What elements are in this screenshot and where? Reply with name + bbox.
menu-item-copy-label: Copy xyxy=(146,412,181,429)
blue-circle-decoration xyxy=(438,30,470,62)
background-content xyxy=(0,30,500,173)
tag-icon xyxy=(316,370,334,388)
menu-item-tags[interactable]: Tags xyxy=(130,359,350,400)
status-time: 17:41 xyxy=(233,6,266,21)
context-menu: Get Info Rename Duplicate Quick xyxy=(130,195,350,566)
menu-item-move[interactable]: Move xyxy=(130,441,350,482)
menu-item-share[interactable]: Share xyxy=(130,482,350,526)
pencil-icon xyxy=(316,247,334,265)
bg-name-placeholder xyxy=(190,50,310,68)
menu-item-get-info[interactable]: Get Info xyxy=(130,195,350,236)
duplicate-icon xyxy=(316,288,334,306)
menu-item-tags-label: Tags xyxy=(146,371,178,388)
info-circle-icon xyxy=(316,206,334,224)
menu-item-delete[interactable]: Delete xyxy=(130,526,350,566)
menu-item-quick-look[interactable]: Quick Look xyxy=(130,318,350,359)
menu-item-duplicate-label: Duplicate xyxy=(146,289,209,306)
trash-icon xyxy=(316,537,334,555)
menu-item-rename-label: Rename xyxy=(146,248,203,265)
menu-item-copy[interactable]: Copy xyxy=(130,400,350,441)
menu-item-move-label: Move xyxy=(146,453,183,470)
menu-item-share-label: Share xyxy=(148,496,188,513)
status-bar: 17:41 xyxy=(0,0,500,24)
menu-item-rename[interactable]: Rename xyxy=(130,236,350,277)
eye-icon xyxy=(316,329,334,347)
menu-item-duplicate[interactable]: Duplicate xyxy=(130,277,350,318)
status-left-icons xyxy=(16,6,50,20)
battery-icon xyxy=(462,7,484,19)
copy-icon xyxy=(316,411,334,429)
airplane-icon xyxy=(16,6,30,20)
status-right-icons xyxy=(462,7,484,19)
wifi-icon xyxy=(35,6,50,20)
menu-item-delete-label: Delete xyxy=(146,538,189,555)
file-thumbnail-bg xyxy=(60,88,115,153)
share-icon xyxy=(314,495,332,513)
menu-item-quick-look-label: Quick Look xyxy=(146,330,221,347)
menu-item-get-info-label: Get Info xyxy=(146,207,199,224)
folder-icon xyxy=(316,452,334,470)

········

## Goal
List every line of the material above that contains the word "Look".

## Output below
menu-item-quick-look[interactable]: Quick Look xyxy=(130,318,350,359)
menu-item-quick-look-label: Quick Look xyxy=(146,330,221,347)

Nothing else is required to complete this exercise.